## start

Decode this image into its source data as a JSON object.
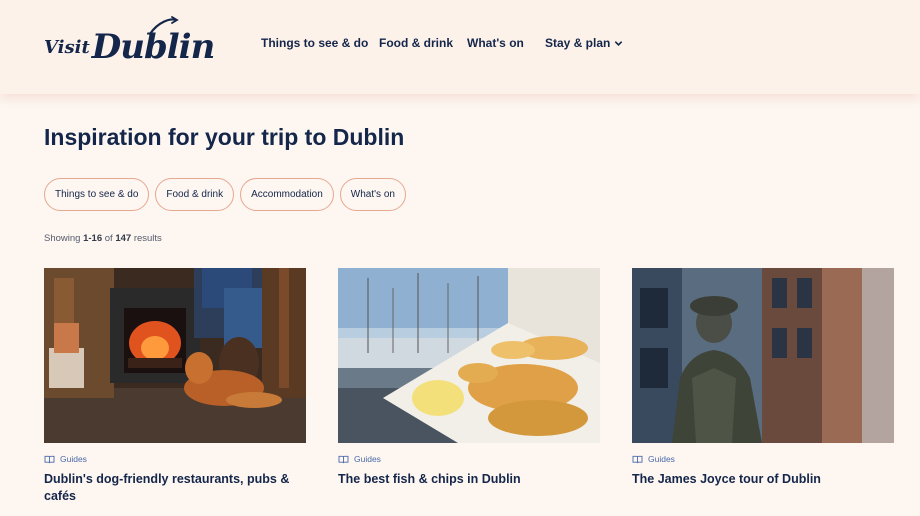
{
  "header": {
    "logo_small": "Visit",
    "logo_big": "Dublin",
    "nav": [
      {
        "label": "Things to see & do"
      },
      {
        "label": "Food & drink"
      },
      {
        "label": "What's on"
      },
      {
        "label": "Stay & plan",
        "icon": "chevron-down-icon"
      }
    ]
  },
  "main": {
    "title": "Inspiration for your trip to Dublin",
    "filters": [
      "Things to see & do",
      "Food & drink",
      "Accommodation",
      "What's on"
    ],
    "results": {
      "prefix": "Showing",
      "range": "1-16",
      "of": "of",
      "total": "147",
      "suffix": "results"
    }
  },
  "cards": [
    {
      "tag": "Guides",
      "tag_icon": "book-icon",
      "title": "Dublin's dog-friendly restaurants, pubs & cafés"
    },
    {
      "tag": "Guides",
      "tag_icon": "book-icon",
      "title": "The best fish & chips in Dublin"
    },
    {
      "tag": "Guides",
      "tag_icon": "book-icon",
      "title": "The James Joyce tour of Dublin"
    }
  ],
  "colors": {
    "page_bg": "#fdf6f1",
    "header_bg": "#fdf2ea",
    "navy": "#14264a",
    "chip_border": "#e6a890",
    "tag_blue": "#4a6aa8"
  }
}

## end

PROBLEM DESCRIPTION »
Can you retype every record above exactly, leaving out the pictures?

WRITTEN SOLUTION »
Decode this image into its source data as a JSON object.
{
  "header": {
    "logo_small": "Visit",
    "logo_big": "Dublin",
    "nav": [
      {
        "label": "Things to see & do"
      },
      {
        "label": "Food & drink"
      },
      {
        "label": "What's on"
      },
      {
        "label": "Stay & plan",
        "icon": "chevron-down-icon"
      }
    ]
  },
  "main": {
    "title": "Inspiration for your trip to Dublin",
    "filters": [
      "Things to see & do",
      "Food & drink",
      "Accommodation",
      "What's on"
    ],
    "results": {
      "prefix": "Showing",
      "range": "1-16",
      "of": "of",
      "total": "147",
      "suffix": "results"
    }
  },
  "cards": [
    {
      "tag": "Guides",
      "tag_icon": "book-icon",
      "title": "Dublin's dog-friendly restaurants, pubs & cafés"
    },
    {
      "tag": "Guides",
      "tag_icon": "book-icon",
      "title": "The best fish & chips in Dublin"
    },
    {
      "tag": "Guides",
      "tag_icon": "book-icon",
      "title": "The James Joyce tour of Dublin"
    }
  ],
  "colors": {
    "page_bg": "#fdf6f1",
    "header_bg": "#fdf2ea",
    "navy": "#14264a",
    "chip_border": "#e6a890",
    "tag_blue": "#4a6aa8"
  }
}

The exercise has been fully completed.